━━━ RECORD EXTRACTS
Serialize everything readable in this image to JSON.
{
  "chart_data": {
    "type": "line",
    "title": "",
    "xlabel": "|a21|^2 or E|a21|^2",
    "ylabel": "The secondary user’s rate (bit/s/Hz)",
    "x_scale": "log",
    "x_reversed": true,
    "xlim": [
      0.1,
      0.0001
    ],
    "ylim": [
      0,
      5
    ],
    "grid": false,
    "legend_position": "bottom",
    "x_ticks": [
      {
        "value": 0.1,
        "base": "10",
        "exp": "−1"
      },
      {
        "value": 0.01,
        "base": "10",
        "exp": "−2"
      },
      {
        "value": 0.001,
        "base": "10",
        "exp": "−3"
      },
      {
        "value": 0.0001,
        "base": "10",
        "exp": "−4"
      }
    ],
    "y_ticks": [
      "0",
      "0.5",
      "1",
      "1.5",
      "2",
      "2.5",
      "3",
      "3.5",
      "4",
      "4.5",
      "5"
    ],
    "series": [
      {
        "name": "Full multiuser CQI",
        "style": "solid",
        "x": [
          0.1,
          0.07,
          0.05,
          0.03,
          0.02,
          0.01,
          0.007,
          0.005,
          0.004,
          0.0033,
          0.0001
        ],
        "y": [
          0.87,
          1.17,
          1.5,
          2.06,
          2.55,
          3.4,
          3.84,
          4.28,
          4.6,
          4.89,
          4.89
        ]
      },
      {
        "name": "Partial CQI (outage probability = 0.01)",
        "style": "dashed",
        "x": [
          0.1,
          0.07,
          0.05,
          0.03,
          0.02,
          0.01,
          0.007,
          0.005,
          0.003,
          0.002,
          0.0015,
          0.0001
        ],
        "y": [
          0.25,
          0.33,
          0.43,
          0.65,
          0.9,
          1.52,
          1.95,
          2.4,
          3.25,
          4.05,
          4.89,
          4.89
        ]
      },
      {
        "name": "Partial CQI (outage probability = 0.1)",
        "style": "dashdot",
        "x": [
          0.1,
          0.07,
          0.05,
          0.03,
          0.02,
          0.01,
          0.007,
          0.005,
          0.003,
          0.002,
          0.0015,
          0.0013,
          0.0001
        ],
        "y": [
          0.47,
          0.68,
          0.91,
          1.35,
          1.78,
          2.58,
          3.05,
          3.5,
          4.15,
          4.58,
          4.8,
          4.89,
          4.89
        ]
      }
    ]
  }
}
━━━━━━
## EXERCISE
Take every line from the records above that has the word "name" and copy it.

## ANSWER FOR THIS EXERCISE
        "name": "Full multiuser CQI",
        "name": "Partial CQI (outage probability = 0.01)",
        "name": "Partial CQI (outage probability = 0.1)",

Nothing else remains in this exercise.